→ EXCERPT PROVIDED
__________

2) Politics *here* most decisively IS a popularity game, and it is won by those who show up to vote. Otherwise, you must live in some other country. I like a certain amount of order. I like polling places. If you have something else in mind, please do it somewhere else!
3) The GOP wins not because their ideas are of the elite. They win because they get poor and middle class people to vote against their own interests. (And yes the media often helps by being incompetent/corrupt.) *That* is what we must fight. Well, among other things.
Oh, btw, are you an anarchist? Because if so, that’s a whole other conversation.
Oops, also, I can’t tell which comment on that comments page is the one you like. Does it have a number?
NCG. “Surgical application of force: that sounds like war. No thanks.” implies that you didn’t really read the post. Please do, and ask somebody to explain the metaphors involved.
Nice try. I did read it. Keep up the snark and I won’t make that mistake again.
Michael, here’s some more, from The Rude Pundit (http://rudepundit.blogspot.com/2011/11/this-is-not-your-fucking-movement-this.html). Again, I’m posting a long block, because I’d really like you to read this:
“This Is Not Your F*cking Movement; This Is Our F*cking Movement:
Let’s be honest here: the march this morning to shut down Wall Street was useless if its goal was to, well, shut down Wall Street. The New York Stock Exchange is, more or less, a show. Multi-million dollar financial transactions are not done by crazy, sweaty guys on a loud, chaotic floor. They’re done digitally. So whether or not the secretaries and junior fuckbag executives and janitors got into work didn’t stop a single transfer of funds from one rich asshole to another. It pissed off some people and got the cops more overtime.

__________

(Document layout detection records)

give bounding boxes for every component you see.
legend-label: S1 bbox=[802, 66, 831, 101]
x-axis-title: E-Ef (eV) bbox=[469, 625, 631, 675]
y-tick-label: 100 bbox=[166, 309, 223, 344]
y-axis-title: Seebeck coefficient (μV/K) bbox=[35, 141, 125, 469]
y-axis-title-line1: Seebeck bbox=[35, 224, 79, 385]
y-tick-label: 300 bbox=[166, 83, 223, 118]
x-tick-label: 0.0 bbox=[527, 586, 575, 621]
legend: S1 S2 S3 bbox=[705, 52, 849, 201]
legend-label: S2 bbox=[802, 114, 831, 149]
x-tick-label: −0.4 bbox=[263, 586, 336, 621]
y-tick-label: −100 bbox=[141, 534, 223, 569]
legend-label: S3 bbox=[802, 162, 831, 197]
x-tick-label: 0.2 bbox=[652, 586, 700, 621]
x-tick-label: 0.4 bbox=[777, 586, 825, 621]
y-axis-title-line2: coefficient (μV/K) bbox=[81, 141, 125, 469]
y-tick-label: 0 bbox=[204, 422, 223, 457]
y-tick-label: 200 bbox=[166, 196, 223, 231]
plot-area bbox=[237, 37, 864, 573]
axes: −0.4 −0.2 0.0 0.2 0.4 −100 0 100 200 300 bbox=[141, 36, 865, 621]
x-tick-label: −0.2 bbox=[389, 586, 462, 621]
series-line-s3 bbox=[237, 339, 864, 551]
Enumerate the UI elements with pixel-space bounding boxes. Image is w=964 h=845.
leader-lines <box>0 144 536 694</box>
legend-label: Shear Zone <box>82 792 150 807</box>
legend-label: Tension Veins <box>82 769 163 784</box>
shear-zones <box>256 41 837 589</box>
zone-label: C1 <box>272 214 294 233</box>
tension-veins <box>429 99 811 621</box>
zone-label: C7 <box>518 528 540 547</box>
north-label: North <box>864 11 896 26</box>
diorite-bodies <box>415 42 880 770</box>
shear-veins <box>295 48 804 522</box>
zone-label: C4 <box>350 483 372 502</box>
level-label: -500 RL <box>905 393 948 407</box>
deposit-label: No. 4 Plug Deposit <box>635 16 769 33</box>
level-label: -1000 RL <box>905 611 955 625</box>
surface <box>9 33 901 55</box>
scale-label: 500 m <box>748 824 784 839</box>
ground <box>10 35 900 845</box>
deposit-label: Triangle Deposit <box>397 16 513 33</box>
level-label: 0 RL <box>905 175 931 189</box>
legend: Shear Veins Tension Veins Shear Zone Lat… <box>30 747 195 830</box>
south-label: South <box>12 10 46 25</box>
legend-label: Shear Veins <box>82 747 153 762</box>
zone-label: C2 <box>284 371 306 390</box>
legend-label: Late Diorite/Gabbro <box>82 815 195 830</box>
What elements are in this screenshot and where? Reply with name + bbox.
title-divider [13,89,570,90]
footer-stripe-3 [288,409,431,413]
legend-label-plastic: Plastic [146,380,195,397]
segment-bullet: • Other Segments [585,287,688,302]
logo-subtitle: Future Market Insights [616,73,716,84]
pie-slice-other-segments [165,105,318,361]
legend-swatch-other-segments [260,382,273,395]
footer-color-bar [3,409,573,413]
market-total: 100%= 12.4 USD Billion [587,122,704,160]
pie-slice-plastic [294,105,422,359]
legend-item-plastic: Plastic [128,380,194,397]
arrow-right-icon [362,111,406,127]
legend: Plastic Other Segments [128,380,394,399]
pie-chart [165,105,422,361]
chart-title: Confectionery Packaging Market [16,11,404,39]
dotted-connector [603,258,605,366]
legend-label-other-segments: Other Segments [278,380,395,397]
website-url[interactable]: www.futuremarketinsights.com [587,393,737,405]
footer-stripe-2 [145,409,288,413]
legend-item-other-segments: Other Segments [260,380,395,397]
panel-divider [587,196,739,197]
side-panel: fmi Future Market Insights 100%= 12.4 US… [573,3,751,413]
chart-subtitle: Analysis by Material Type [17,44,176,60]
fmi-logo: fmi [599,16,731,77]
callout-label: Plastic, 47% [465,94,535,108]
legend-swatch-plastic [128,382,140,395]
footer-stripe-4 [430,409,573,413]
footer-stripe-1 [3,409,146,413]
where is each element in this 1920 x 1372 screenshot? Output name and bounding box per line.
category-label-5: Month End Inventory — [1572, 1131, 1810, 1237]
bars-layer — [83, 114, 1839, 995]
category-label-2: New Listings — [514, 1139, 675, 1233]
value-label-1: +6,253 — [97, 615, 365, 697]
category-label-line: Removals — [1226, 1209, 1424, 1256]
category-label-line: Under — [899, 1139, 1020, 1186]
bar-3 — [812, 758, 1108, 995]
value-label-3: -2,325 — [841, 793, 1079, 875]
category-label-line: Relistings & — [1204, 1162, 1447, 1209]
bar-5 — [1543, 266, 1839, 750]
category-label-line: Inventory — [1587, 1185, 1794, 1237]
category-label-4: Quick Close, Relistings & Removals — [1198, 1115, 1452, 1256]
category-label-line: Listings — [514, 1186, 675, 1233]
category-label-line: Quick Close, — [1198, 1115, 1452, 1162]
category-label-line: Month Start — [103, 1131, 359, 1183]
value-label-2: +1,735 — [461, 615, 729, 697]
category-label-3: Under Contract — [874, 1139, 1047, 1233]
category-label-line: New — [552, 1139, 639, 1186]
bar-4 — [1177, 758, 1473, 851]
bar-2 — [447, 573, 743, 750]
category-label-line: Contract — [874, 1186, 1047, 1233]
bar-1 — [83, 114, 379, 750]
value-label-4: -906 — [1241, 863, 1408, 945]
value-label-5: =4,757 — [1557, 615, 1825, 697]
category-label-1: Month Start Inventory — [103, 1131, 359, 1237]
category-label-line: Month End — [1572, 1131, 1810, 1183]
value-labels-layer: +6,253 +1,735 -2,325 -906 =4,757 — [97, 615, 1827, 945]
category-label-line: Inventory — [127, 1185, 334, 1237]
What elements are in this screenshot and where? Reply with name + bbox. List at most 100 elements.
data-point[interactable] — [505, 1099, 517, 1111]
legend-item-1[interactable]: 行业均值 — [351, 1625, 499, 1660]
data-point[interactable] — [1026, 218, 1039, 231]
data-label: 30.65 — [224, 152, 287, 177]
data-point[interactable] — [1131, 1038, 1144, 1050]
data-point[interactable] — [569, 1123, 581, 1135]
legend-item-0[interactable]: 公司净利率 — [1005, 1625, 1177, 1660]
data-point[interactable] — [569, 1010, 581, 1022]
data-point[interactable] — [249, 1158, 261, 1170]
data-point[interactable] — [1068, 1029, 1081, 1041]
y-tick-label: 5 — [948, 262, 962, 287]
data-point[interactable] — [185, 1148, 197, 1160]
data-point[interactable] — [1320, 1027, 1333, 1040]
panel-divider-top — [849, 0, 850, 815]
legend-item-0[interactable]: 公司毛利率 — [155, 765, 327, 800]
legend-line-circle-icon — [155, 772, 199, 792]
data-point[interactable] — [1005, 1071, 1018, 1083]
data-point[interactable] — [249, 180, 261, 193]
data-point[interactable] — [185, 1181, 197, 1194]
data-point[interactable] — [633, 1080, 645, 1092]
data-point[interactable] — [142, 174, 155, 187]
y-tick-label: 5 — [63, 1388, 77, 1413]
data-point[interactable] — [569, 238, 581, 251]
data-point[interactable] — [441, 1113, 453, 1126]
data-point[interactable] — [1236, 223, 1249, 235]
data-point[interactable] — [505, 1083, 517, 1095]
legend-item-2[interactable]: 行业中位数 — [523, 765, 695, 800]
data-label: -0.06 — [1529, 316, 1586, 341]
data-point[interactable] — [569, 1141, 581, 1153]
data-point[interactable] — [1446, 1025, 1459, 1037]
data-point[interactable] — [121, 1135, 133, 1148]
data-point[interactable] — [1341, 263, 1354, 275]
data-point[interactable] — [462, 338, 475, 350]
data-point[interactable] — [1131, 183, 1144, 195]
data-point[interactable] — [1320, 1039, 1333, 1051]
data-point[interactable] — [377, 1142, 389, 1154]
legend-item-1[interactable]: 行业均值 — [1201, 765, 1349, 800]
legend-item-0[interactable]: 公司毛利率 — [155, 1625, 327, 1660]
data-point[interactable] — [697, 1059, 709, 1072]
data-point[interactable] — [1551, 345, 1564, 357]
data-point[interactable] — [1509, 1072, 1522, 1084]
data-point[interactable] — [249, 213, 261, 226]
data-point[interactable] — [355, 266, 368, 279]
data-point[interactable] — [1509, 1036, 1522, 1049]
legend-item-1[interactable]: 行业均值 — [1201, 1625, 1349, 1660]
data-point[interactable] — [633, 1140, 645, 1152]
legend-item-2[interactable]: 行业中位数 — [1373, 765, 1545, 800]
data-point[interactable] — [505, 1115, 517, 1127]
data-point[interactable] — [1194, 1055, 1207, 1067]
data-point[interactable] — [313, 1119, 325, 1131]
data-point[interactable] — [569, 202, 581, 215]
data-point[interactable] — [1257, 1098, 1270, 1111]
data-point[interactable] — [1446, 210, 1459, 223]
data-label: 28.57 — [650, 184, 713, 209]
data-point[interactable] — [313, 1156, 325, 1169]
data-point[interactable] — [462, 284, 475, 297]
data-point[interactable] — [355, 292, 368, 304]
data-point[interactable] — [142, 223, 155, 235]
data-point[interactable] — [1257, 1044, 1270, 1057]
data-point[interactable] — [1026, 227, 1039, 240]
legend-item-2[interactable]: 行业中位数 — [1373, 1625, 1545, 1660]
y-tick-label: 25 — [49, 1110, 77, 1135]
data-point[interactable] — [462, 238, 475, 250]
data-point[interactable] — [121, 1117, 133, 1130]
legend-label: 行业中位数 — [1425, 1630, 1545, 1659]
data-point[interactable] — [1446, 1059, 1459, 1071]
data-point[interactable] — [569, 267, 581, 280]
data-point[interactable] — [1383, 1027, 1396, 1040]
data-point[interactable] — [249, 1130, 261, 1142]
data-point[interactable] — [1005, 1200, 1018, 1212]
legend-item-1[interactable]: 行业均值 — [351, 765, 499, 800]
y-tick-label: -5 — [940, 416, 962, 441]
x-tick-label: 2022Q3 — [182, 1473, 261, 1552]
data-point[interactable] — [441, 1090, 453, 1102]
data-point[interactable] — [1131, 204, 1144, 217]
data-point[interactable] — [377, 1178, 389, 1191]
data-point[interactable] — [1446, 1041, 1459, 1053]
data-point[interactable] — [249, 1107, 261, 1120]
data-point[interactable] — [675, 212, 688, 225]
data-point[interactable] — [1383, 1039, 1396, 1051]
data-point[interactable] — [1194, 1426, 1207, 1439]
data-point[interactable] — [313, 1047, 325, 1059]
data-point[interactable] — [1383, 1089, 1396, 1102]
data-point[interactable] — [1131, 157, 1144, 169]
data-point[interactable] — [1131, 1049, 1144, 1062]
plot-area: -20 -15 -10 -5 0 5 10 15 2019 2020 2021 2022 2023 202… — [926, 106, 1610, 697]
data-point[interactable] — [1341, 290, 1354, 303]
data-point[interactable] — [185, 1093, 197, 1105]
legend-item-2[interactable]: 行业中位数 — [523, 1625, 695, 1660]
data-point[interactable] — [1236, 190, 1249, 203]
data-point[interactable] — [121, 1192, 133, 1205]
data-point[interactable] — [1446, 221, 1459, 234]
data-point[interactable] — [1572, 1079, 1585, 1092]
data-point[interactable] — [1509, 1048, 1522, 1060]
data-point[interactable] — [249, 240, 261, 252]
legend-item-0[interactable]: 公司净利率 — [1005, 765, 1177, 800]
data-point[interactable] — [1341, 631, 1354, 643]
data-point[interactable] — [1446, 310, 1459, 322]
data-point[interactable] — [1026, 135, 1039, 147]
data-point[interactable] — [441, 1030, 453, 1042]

__________

→ TASKS TO CARRY OUT
A. Quote the comment thread, starting with "Oh, btw, are" and going on through "the metaphors involved.".
B. Rewrite the paragraph of the comment thread that begins "3) The GOP wins" in one or two shorter sentences, keeping its main points.
The records stand apart from the comment thread as separate material.

→ ANSWERS PROVIDED
A.
Oh, btw, are you an anarchist? Because if so, that’s a whole other conversation.
Oops, also, I can’t tell which comment on that comments page is the one you like. Does it have a number?
NCG. “Surgical application of force: that sounds like war. No thanks.” implies that you didn’t really read the post. Please do, and ask somebody to explain the metaphors involved.

B. The GOP wins by getting poor and middle-class people to vote against their own interests, not because its ideas are elite, and the media often helps by being incompetent or corrupt. That, among other things, is what must be fought.